** Start of Material supplied **
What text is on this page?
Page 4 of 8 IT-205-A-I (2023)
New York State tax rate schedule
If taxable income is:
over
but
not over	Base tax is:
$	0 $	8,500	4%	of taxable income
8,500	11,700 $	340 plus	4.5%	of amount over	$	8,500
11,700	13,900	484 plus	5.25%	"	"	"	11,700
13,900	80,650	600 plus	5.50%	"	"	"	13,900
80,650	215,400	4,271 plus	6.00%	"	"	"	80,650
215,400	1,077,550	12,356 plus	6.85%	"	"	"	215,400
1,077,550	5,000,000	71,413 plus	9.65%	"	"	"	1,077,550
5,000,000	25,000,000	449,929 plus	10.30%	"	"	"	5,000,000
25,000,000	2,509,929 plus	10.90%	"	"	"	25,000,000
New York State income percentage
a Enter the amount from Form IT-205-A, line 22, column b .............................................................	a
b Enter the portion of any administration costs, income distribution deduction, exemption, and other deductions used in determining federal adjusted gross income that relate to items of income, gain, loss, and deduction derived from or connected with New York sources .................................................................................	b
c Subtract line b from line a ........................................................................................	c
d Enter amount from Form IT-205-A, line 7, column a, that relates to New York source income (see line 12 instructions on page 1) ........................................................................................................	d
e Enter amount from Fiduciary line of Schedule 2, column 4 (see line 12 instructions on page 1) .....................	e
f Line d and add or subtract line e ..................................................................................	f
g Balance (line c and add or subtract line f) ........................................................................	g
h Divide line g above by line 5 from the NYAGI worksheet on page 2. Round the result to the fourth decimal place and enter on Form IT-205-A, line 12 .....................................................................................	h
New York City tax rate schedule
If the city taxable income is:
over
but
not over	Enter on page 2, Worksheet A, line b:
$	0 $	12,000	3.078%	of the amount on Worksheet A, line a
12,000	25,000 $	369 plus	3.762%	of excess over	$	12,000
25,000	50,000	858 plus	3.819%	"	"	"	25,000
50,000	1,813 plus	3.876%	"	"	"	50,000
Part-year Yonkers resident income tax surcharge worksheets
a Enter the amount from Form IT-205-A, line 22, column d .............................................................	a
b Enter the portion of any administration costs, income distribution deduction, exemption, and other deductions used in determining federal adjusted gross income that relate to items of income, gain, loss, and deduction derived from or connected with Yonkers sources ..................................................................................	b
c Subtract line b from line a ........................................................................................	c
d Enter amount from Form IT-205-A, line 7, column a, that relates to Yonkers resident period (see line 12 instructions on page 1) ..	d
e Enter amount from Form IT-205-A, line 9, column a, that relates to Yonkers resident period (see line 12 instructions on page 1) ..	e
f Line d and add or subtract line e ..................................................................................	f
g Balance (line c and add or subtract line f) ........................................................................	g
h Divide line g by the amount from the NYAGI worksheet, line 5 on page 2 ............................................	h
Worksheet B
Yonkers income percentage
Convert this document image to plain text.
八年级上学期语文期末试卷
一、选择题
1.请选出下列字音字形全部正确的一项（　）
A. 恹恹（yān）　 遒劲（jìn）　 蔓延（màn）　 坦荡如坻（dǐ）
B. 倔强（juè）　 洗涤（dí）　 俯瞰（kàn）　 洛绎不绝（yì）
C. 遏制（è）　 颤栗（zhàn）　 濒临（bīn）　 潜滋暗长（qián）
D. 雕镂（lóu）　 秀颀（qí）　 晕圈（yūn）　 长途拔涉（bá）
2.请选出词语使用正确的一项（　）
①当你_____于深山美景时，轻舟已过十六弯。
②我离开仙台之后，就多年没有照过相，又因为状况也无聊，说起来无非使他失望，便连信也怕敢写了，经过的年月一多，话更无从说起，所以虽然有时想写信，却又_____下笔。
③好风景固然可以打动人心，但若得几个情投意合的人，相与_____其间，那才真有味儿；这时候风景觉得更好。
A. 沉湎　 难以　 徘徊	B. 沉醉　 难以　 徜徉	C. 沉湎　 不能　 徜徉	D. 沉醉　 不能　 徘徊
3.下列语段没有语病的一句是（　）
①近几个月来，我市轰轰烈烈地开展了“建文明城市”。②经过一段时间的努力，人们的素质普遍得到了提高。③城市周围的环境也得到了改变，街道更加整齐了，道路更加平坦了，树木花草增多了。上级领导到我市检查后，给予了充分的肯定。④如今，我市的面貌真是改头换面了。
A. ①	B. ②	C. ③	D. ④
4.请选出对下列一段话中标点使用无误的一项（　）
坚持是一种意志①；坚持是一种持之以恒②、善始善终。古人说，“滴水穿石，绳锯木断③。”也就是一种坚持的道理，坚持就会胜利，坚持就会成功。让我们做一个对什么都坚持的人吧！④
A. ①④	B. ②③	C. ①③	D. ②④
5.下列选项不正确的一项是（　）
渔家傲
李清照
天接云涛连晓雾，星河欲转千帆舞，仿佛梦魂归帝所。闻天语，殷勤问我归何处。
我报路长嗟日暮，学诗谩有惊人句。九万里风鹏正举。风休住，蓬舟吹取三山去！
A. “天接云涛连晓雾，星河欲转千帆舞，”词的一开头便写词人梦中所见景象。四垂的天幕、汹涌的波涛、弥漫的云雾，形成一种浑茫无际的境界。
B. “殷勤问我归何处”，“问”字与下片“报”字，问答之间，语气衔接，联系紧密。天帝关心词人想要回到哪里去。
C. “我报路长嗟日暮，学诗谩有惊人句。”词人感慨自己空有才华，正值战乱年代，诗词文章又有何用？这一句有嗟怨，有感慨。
** End of Material supplied **
[Your task]:
Locate each line containing the string "distribution" and show it.

[Response]:
b Enter the portion of any administration costs, income distribution deduction, exemption, and other deductions used in determining federal adjusted gross income that relate to items of income, gain, loss, and deduction derived from or connected with New York sources .................................................................................	b
b Enter the portion of any administration costs, income distribution deduction, exemption, and other deductions used in determining federal adjusted gross income that relate to items of income, gain, loss, and deduction derived from or connected with Yonkers sources ..................................................................................	b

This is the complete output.